• Directions for this task: Every entry should be repeated exactly. Omit the pictures.

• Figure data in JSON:
************

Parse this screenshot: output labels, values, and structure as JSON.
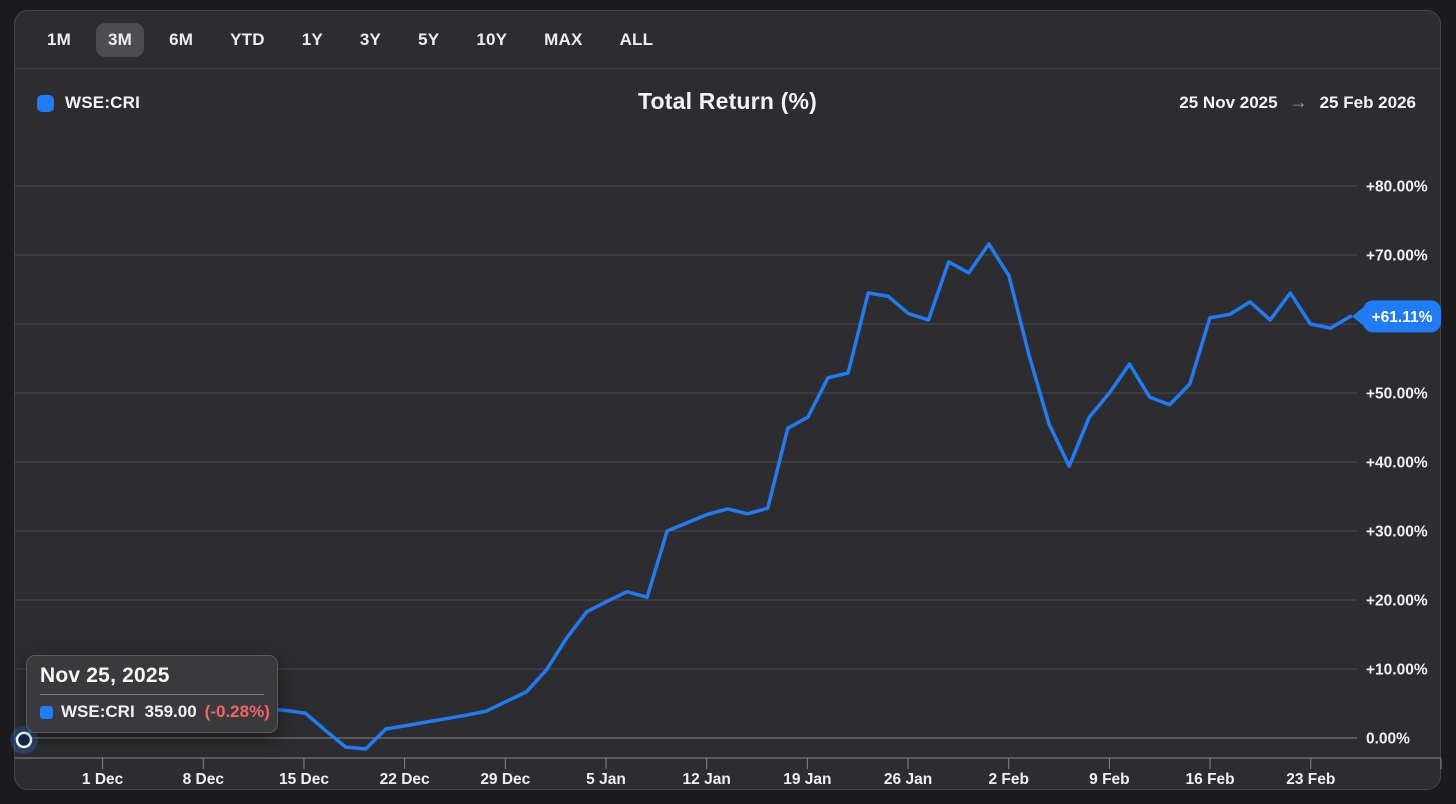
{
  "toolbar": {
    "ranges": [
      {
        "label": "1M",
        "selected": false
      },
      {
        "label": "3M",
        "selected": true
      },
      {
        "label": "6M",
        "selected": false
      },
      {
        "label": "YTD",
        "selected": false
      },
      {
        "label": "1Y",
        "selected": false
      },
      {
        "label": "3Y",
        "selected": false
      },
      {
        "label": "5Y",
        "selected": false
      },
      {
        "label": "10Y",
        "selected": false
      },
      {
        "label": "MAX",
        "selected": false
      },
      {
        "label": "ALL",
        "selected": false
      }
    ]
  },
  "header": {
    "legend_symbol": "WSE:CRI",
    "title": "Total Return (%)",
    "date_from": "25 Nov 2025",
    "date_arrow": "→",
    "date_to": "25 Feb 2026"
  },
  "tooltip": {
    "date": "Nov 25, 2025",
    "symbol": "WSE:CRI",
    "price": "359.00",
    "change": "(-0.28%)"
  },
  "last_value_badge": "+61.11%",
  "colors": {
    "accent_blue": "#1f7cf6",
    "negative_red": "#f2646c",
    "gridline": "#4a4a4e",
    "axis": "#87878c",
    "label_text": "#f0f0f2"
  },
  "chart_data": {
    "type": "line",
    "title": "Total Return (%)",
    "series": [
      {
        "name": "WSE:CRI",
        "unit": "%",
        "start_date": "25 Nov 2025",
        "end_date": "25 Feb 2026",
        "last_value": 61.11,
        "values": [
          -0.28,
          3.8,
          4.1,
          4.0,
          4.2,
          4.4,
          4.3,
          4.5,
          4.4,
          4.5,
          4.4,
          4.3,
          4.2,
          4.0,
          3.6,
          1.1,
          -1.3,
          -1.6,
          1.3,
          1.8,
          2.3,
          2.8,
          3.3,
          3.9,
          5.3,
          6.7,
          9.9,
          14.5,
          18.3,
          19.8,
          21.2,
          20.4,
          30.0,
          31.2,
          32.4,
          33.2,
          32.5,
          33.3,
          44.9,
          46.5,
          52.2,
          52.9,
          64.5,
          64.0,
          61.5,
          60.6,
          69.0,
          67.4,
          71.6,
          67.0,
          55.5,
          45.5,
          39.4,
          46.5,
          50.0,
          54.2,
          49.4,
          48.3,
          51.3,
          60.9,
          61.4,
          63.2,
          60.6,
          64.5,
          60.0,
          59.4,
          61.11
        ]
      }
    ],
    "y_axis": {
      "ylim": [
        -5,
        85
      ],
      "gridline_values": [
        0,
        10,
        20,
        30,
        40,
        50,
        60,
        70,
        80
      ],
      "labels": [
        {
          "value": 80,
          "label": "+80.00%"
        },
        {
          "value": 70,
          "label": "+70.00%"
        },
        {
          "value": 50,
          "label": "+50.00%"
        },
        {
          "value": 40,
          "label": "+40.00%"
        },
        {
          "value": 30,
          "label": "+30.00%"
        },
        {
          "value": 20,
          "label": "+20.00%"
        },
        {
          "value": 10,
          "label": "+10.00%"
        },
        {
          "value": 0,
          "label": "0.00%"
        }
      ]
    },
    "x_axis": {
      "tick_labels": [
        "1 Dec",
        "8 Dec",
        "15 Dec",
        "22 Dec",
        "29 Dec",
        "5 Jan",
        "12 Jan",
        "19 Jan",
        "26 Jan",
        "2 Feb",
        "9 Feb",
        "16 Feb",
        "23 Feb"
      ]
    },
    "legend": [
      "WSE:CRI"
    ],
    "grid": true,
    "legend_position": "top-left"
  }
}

************

• Reply:
Parse this screenshot: output labels, values, and structure as JSON.
{
  "toolbar": {
    "ranges": [
      {
        "label": "1M",
        "selected": false
      },
      {
        "label": "3M",
        "selected": true
      },
      {
        "label": "6M",
        "selected": false
      },
      {
        "label": "YTD",
        "selected": false
      },
      {
        "label": "1Y",
        "selected": false
      },
      {
        "label": "3Y",
        "selected": false
      },
      {
        "label": "5Y",
        "selected": false
      },
      {
        "label": "10Y",
        "selected": false
      },
      {
        "label": "MAX",
        "selected": false
      },
      {
        "label": "ALL",
        "selected": false
      }
    ]
  },
  "header": {
    "legend_symbol": "WSE:CRI",
    "title": "Total Return (%)",
    "date_from": "25 Nov 2025",
    "date_arrow": "→",
    "date_to": "25 Feb 2026"
  },
  "tooltip": {
    "date": "Nov 25, 2025",
    "symbol": "WSE:CRI",
    "price": "359.00",
    "change": "(-0.28%)"
  },
  "last_value_badge": "+61.11%",
  "colors": {
    "accent_blue": "#1f7cf6",
    "negative_red": "#f2646c",
    "gridline": "#4a4a4e",
    "axis": "#87878c",
    "label_text": "#f0f0f2"
  },
  "chart_data": {
    "type": "line",
    "title": "Total Return (%)",
    "series": [
      {
        "name": "WSE:CRI",
        "unit": "%",
        "start_date": "25 Nov 2025",
        "end_date": "25 Feb 2026",
        "last_value": 61.11,
        "values": [
          -0.28,
          3.8,
          4.1,
          4.0,
          4.2,
          4.4,
          4.3,
          4.5,
          4.4,
          4.5,
          4.4,
          4.3,
          4.2,
          4.0,
          3.6,
          1.1,
          -1.3,
          -1.6,
          1.3,
          1.8,
          2.3,
          2.8,
          3.3,
          3.9,
          5.3,
          6.7,
          9.9,
          14.5,
          18.3,
          19.8,
          21.2,
          20.4,
          30.0,
          31.2,
          32.4,
          33.2,
          32.5,
          33.3,
          44.9,
          46.5,
          52.2,
          52.9,
          64.5,
          64.0,
          61.5,
          60.6,
          69.0,
          67.4,
          71.6,
          67.0,
          55.5,
          45.5,
          39.4,
          46.5,
          50.0,
          54.2,
          49.4,
          48.3,
          51.3,
          60.9,
          61.4,
          63.2,
          60.6,
          64.5,
          60.0,
          59.4,
          61.11
        ]
      }
    ],
    "y_axis": {
      "ylim": [
        -5,
        85
      ],
      "gridline_values": [
        0,
        10,
        20,
        30,
        40,
        50,
        60,
        70,
        80
      ],
      "labels": [
        {
          "value": 80,
          "label": "+80.00%"
        },
        {
          "value": 70,
          "label": "+70.00%"
        },
        {
          "value": 50,
          "label": "+50.00%"
        },
        {
          "value": 40,
          "label": "+40.00%"
        },
        {
          "value": 30,
          "label": "+30.00%"
        },
        {
          "value": 20,
          "label": "+20.00%"
        },
        {
          "value": 10,
          "label": "+10.00%"
        },
        {
          "value": 0,
          "label": "0.00%"
        }
      ]
    },
    "x_axis": {
      "tick_labels": [
        "1 Dec",
        "8 Dec",
        "15 Dec",
        "22 Dec",
        "29 Dec",
        "5 Jan",
        "12 Jan",
        "19 Jan",
        "26 Jan",
        "2 Feb",
        "9 Feb",
        "16 Feb",
        "23 Feb"
      ]
    },
    "legend": [
      "WSE:CRI"
    ],
    "grid": true,
    "legend_position": "top-left"
  }
}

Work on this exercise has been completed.